### Parts of the exercise
- A) In the trading setup text, what is the dynamic Stop Loss changed to once the price reaches TP1?
- B) Continue the trading setup text from where it stops.

POSITION 1 (TP1): We close the first position in the 5,980 area (+2.35%)
--> Stop Loss at 5,770 (-1.2%).
POSITION 2 (TP2): We open a Trailing Stop position.
--> Initial dynamic Stop Loss at (-1.2%) (coinciding with 5,770 of position 1).
--> We modify the dynamic Stop Loss to (-1%) when the price reaches TP1 (5,980).
SETUP CLARIFICATIONS
*** How to know which 2 long positions to open? Let’s take an example: If we want to invest 2,000 euros in the stock, we divide that amount by 2, and instead of opening 1 position of 2,000, we will open 2 positions of 1,000 each.
*** What is a Trailing Stop? A Trailing Stop allows a trade to continue gaining value when the market price moves in a favorable direction, but automatically closes the trade if the market price suddenly moves in an unfavorable direction by a predetermined distance. That predetermined distance is the dynamic Stop Loss.

### Excerpted data

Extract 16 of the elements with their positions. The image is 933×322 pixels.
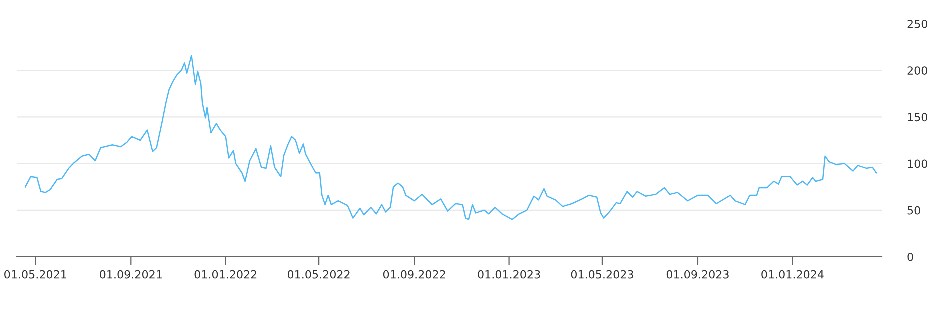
x-tick-label: 01.05.2023 bbox=[571, 270, 634, 279]
y-tick-label: 250 bbox=[908, 20, 928, 28]
x-tick-label: 01.05.2022 bbox=[288, 270, 350, 279]
line-series bbox=[24, 55, 878, 220]
y-tick-label: 0 bbox=[908, 252, 914, 262]
x-tick-label: 01.01.2023 bbox=[478, 270, 540, 279]
x-tick-label: 01.01.2024 bbox=[762, 270, 824, 279]
y-tick-label: 50 bbox=[908, 206, 920, 215]
x-tick-label: 01.09.2022 bbox=[383, 270, 446, 279]
y-tick-label: 100 bbox=[908, 160, 928, 168]
y-tick-label: 200 bbox=[908, 66, 928, 75]
x-tick-label: 01.09.2021 bbox=[100, 270, 162, 279]
x-tick-label: 01.09.2023 bbox=[666, 270, 729, 279]
x-tick-label: 01.05.2021 bbox=[4, 270, 66, 279]
y-tick-label: 150 bbox=[908, 113, 928, 122]
x-tick-label: 01.01.2022 bbox=[194, 270, 257, 279]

### The responses
- A) It is changed to -1%.

- B)
--> Example: IF the dynamic Stop Loss is at -1%, it means that if the price drops by -1%, the position will close. If the price rises, the Stop Loss also rises to maintain that -1% on the increases, thus reducing the risk until the position enters profit. In this way, very solid and stable price trends can be exploited, maximizing profits.